Extracted data entries:
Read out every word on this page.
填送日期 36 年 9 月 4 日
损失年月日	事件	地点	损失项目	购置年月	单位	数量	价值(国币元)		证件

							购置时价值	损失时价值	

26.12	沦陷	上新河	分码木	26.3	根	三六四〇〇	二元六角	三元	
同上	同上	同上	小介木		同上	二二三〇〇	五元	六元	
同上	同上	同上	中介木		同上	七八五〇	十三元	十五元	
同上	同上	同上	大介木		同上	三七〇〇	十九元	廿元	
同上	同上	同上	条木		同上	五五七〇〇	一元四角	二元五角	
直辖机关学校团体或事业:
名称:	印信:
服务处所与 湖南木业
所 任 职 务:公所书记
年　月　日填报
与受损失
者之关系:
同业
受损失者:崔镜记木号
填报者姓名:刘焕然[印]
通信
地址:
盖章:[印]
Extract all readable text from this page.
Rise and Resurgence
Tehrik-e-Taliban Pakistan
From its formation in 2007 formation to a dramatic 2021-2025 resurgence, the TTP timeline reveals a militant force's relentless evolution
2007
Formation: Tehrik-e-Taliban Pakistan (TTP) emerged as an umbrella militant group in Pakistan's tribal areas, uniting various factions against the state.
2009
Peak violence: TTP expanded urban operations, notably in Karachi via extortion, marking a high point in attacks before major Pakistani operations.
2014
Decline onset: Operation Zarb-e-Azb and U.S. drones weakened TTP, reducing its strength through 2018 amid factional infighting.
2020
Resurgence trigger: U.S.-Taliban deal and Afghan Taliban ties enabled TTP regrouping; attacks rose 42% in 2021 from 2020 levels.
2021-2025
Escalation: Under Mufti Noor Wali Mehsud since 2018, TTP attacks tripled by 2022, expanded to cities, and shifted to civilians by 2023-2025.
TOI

* [WRITTEN INSTRUCTION]
Pick out every line above that contains the word "militant" and copy it.

* [FULL RESPONSE]
From its formation in 2007 formation to a dramatic 2021-2025 resurgence, the TTP timeline reveals a militant force's relentless evolution
Formation: Tehrik-e-Taliban Pakistan (TTP) emerged as an umbrella militant group in Pakistan's tribal areas, uniting various factions against the state.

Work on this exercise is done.